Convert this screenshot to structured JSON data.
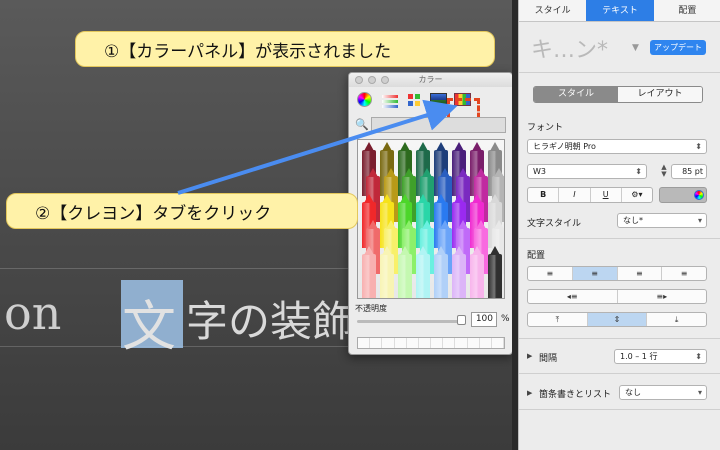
{
  "canvas": {
    "slide_latin": "on",
    "selected_char": "文",
    "slide_rest": "字の装飾"
  },
  "callouts": {
    "step1": "①【カラーパネル】が表示されました",
    "step2": "②【クレヨン】タブをクリック"
  },
  "color_panel": {
    "title": "カラー",
    "opacity_label": "不透明度",
    "opacity_value": "100",
    "opacity_unit": "%",
    "crayon_colors": [
      "#7a1e2e",
      "#7a6a12",
      "#2d6a1e",
      "#1e6a4a",
      "#1e3e7a",
      "#4a1e7a",
      "#7a1e6a",
      "#8a8a8a",
      "#c0283a",
      "#b89a18",
      "#3fa02a",
      "#20a070",
      "#2a5ec0",
      "#7a2ac0",
      "#c02aa0",
      "#b4b4b4",
      "#f0282a",
      "#f6e21a",
      "#4cd62a",
      "#2ad6a8",
      "#2a7af0",
      "#9a2af0",
      "#f02ad0",
      "#d8d8d8",
      "#f06a6a",
      "#f8f06a",
      "#8cf06a",
      "#6af0e0",
      "#6aa4f8",
      "#c06af8",
      "#f86ae0",
      "#e8e8e8",
      "#f8b0b0",
      "#f8f4b4",
      "#c4f8b0",
      "#b0f4f4",
      "#b0d0f8",
      "#dcb4f8",
      "#f8b4ec",
      "#303030"
    ]
  },
  "inspector": {
    "tabs": [
      "スタイル",
      "テキスト",
      "配置"
    ],
    "style_name": "キ…ン*",
    "update_button": "アップデート",
    "segments": [
      "スタイル",
      "レイアウト"
    ],
    "font_label": "フォント",
    "font_family": "ヒラギノ明朝 Pro",
    "font_weight": "W3",
    "font_size": "85 pt",
    "format_buttons": [
      "B",
      "I",
      "U",
      "⚙▾"
    ],
    "char_style_label": "文字スタイル",
    "char_style_value": "なし*",
    "alignment_label": "配置",
    "align_buttons": [
      "≡",
      "≡",
      "≡",
      "≡"
    ],
    "indent_buttons": [
      "◂≡",
      "≡▸"
    ],
    "valign_buttons": [
      "⤒",
      "⇕",
      "⤓"
    ],
    "spacing_label": "間隔",
    "spacing_value": "1.0 – 1 行",
    "list_label": "箇条書きとリスト",
    "list_value": "なし"
  },
  "accent": {
    "blue": "#2d7ee6",
    "highlight": "#e3451f",
    "callout": "#fff2a8"
  }
}
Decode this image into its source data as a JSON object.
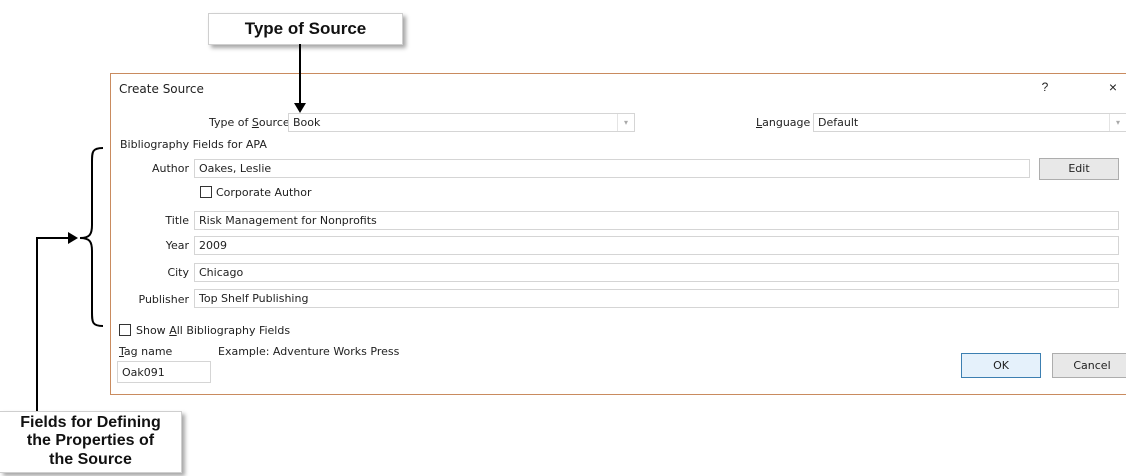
{
  "callouts": {
    "type_of_source": "Type of Source",
    "fields_line1": "Fields for Defining",
    "fields_line2": "the Properties of",
    "fields_line3": "the Source"
  },
  "dialog": {
    "title": "Create Source",
    "help": "?",
    "close": "×",
    "type_of_source_label_pre": "Type of ",
    "type_of_source_label_key": "S",
    "type_of_source_label_post": "ource",
    "type_of_source_value": "Book",
    "language_label_key": "L",
    "language_label_post": "anguage",
    "language_value": "Default",
    "section_heading": "Bibliography Fields for APA",
    "author_label": "Author",
    "author_value": "Oakes, Leslie",
    "edit_button": "Edit",
    "corporate_author_label": "Corporate Author",
    "title_label": "Title",
    "title_value": "Risk Management for Nonprofits",
    "year_label": "Year",
    "year_value": "2009",
    "city_label": "City",
    "city_value": "Chicago",
    "publisher_label": "Publisher",
    "publisher_value": "Top Shelf Publishing",
    "show_all_pre": "Show ",
    "show_all_key": "A",
    "show_all_post": "ll Bibliography Fields",
    "tag_name_key": "T",
    "tag_name_post": "ag name",
    "example_text": "Example: Adventure Works Press",
    "tag_value": "Oak091",
    "ok_button": "OK",
    "cancel_button": "Cancel"
  },
  "colors": {
    "dialog_border": "#c98b5f",
    "ok_border": "#3c7fb1"
  }
}
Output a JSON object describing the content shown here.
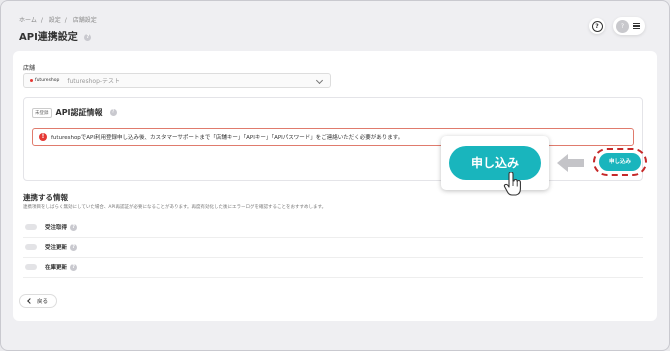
{
  "breadcrumb": [
    "ホーム",
    "設定",
    "店舗設定"
  ],
  "page": {
    "title": "API連携設定"
  },
  "header": {
    "avatar_initial": "?"
  },
  "store": {
    "label": "店舗",
    "badge": "futureshop",
    "selected": "futureshop-テスト"
  },
  "auth": {
    "status_badge": "未登録",
    "title": "API認証情報",
    "alert": "futureshopでAPI利用登録申し込み後、カスタマーサポートまで「店舗キー」「APIキー」「APIパスワード」をご連絡いただく必要があります。",
    "apply_label": "申し込み"
  },
  "callout": {
    "apply_label": "申し込み"
  },
  "sync": {
    "title": "連携する情報",
    "description": "連携項目をしばらく無効にしていた場合、API再認証が必要になることがあります。再度有効化した後にエラーログを確認することをおすすめします。",
    "items": [
      {
        "label": "受注取得"
      },
      {
        "label": "受注更新"
      },
      {
        "label": "在庫更新"
      }
    ]
  },
  "back_label": "戻る",
  "colors": {
    "accent": "#19b5bd",
    "alert": "#e53935",
    "highlight": "#c62828"
  },
  "icons": [
    "help-icon",
    "menu-icon",
    "chevron-down-icon",
    "alert-icon",
    "arrow-left-icon",
    "hand-cursor-icon",
    "chevron-left-icon"
  ]
}
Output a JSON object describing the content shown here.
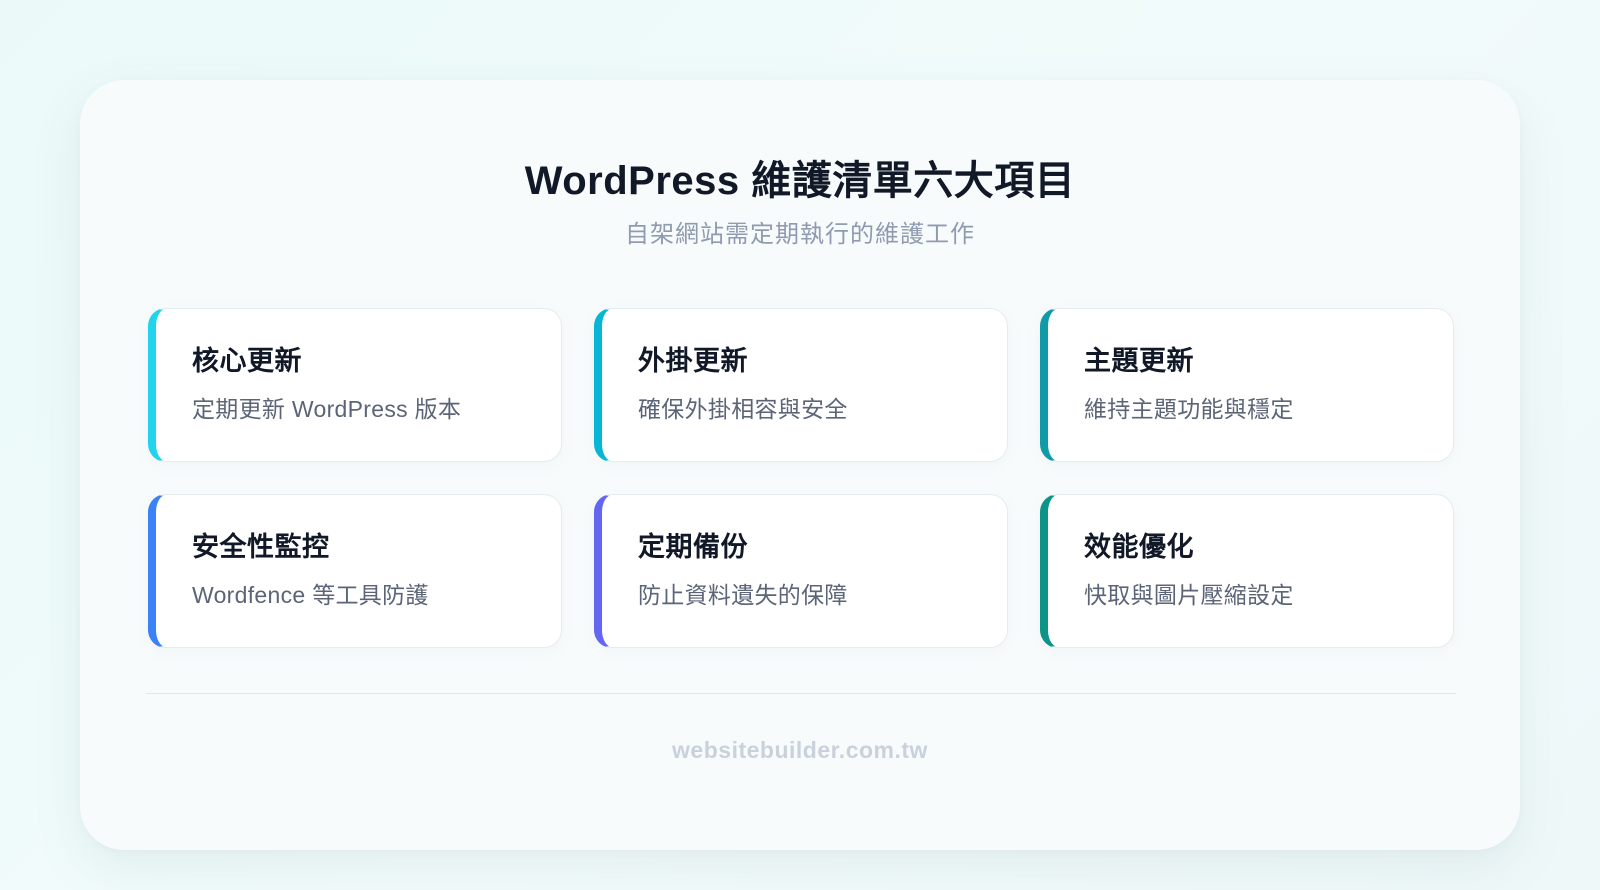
{
  "header": {
    "title": "WordPress 維護清單六大項目",
    "subtitle": "自架網站需定期執行的維護工作"
  },
  "cards": [
    {
      "title": "核心更新",
      "description": "定期更新 WordPress 版本",
      "accent": "#22d3ee"
    },
    {
      "title": "外掛更新",
      "description": "確保外掛相容與安全",
      "accent": "#06b6d4"
    },
    {
      "title": "主題更新",
      "description": "維持主題功能與穩定",
      "accent": "#0e9aa7"
    },
    {
      "title": "安全性監控",
      "description": "Wordfence 等工具防護",
      "accent": "#3b82f6"
    },
    {
      "title": "定期備份",
      "description": "防止資料遺失的保障",
      "accent": "#6366f1"
    },
    {
      "title": "效能優化",
      "description": "快取與圖片壓縮設定",
      "accent": "#0d9488"
    }
  ],
  "footer": {
    "text": "websitebuilder.com.tw"
  }
}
+++++
» PROBLEM DETAILS
Reproduce the whole listing exactly, but not the images in it.

» RESULT FOR THIS EXERCISE
Convert this screenshot to structured JSON data.
{
  "canvas": {
    "slide_latin": "on",
    "selected_char": "文",
    "slide_rest": "字の装飾"
  },
  "callouts": {
    "step1": "①【カラーパネル】が表示されました",
    "step2": "②【クレヨン】タブをクリック"
  },
  "color_panel": {
    "title": "カラー",
    "opacity_label": "不透明度",
    "opacity_value": "100",
    "opacity_unit": "%",
    "crayon_colors": [
      "#7a1e2e",
      "#7a6a12",
      "#2d6a1e",
      "#1e6a4a",
      "#1e3e7a",
      "#4a1e7a",
      "#7a1e6a",
      "#8a8a8a",
      "#c0283a",
      "#b89a18",
      "#3fa02a",
      "#20a070",
      "#2a5ec0",
      "#7a2ac0",
      "#c02aa0",
      "#b4b4b4",
      "#f0282a",
      "#f6e21a",
      "#4cd62a",
      "#2ad6a8",
      "#2a7af0",
      "#9a2af0",
      "#f02ad0",
      "#d8d8d8",
      "#f06a6a",
      "#f8f06a",
      "#8cf06a",
      "#6af0e0",
      "#6aa4f8",
      "#c06af8",
      "#f86ae0",
      "#e8e8e8",
      "#f8b0b0",
      "#f8f4b4",
      "#c4f8b0",
      "#b0f4f4",
      "#b0d0f8",
      "#dcb4f8",
      "#f8b4ec",
      "#303030"
    ]
  },
  "inspector": {
    "tabs": [
      "スタイル",
      "テキスト",
      "配置"
    ],
    "style_name": "キ…ン*",
    "update_button": "アップデート",
    "segments": [
      "スタイル",
      "レイアウト"
    ],
    "font_label": "フォント",
    "font_family": "ヒラギノ明朝 Pro",
    "font_weight": "W3",
    "font_size": "85 pt",
    "format_buttons": [
      "B",
      "I",
      "U",
      "⚙▾"
    ],
    "char_style_label": "文字スタイル",
    "char_style_value": "なし*",
    "alignment_label": "配置",
    "align_buttons": [
      "≡",
      "≡",
      "≡",
      "≡"
    ],
    "indent_buttons": [
      "◂≡",
      "≡▸"
    ],
    "valign_buttons": [
      "⤒",
      "⇕",
      "⤓"
    ],
    "spacing_label": "間隔",
    "spacing_value": "1.0 – 1 行",
    "list_label": "箇条書きとリスト",
    "list_value": "なし"
  },
  "accent": {
    "blue": "#2d7ee6",
    "highlight": "#e3451f",
    "callout": "#fff2a8"
  }
}
Decode this image into its source data as a JSON object.
{
  "callouts": {
    "type_of_source": "Type of Source",
    "fields_line1": "Fields for Defining",
    "fields_line2": "the Properties of",
    "fields_line3": "the Source"
  },
  "dialog": {
    "title": "Create Source",
    "help": "?",
    "close": "×",
    "type_of_source_label_pre": "Type of ",
    "type_of_source_label_key": "S",
    "type_of_source_label_post": "ource",
    "type_of_source_value": "Book",
    "language_label_key": "L",
    "language_label_post": "anguage",
    "language_value": "Default",
    "section_heading": "Bibliography Fields for APA",
    "author_label": "Author",
    "author_value": "Oakes, Leslie",
    "edit_button": "Edit",
    "corporate_author_label": "Corporate Author",
    "title_label": "Title",
    "title_value": "Risk Management for Nonprofits",
    "year_label": "Year",
    "year_value": "2009",
    "city_label": "City",
    "city_value": "Chicago",
    "publisher_label": "Publisher",
    "publisher_value": "Top Shelf Publishing",
    "show_all_pre": "Show ",
    "show_all_key": "A",
    "show_all_post": "ll Bibliography Fields",
    "tag_name_key": "T",
    "tag_name_post": "ag name",
    "example_text": "Example: Adventure Works Press",
    "tag_value": "Oak091",
    "ok_button": "OK",
    "cancel_button": "Cancel"
  },
  "colors": {
    "dialog_border": "#c98b5f",
    "ok_border": "#3c7fb1"
  }
}
Output a JSON object describing the content shown here.
{
  "breadcrumb": [
    "ホーム",
    "設定",
    "店舗設定"
  ],
  "page": {
    "title": "API連携設定"
  },
  "header": {
    "avatar_initial": "?"
  },
  "store": {
    "label": "店舗",
    "badge": "futureshop",
    "selected": "futureshop-テスト"
  },
  "auth": {
    "status_badge": "未登録",
    "title": "API認証情報",
    "alert": "futureshopでAPI利用登録申し込み後、カスタマーサポートまで「店舗キー」「APIキー」「APIパスワード」をご連絡いただく必要があります。",
    "apply_label": "申し込み"
  },
  "callout": {
    "apply_label": "申し込み"
  },
  "sync": {
    "title": "連携する情報",
    "description": "連携項目をしばらく無効にしていた場合、API再認証が必要になることがあります。再度有効化した後にエラーログを確認することをおすすめします。",
    "items": [
      {
        "label": "受注取得"
      },
      {
        "label": "受注更新"
      },
      {
        "label": "在庫更新"
      }
    ]
  },
  "back_label": "戻る",
  "colors": {
    "accent": "#19b5bd",
    "alert": "#e53935",
    "highlight": "#c62828"
  },
  "icons": [
    "help-icon",
    "menu-icon",
    "chevron-down-icon",
    "alert-icon",
    "arrow-left-icon",
    "hand-cursor-icon",
    "chevron-left-icon"
  ]
}
Output a JSON object describing the content shown here.
{
  "header": {
    "title": "WordPress 維護清單六大項目",
    "subtitle": "自架網站需定期執行的維護工作"
  },
  "cards": [
    {
      "title": "核心更新",
      "description": "定期更新 WordPress 版本",
      "accent": "#22d3ee"
    },
    {
      "title": "外掛更新",
      "description": "確保外掛相容與安全",
      "accent": "#06b6d4"
    },
    {
      "title": "主題更新",
      "description": "維持主題功能與穩定",
      "accent": "#0e9aa7"
    },
    {
      "title": "安全性監控",
      "description": "Wordfence 等工具防護",
      "accent": "#3b82f6"
    },
    {
      "title": "定期備份",
      "description": "防止資料遺失的保障",
      "accent": "#6366f1"
    },
    {
      "title": "效能優化",
      "description": "快取與圖片壓縮設定",
      "accent": "#0d9488"
    }
  ],
  "footer": {
    "text": "websitebuilder.com.tw"
  }
}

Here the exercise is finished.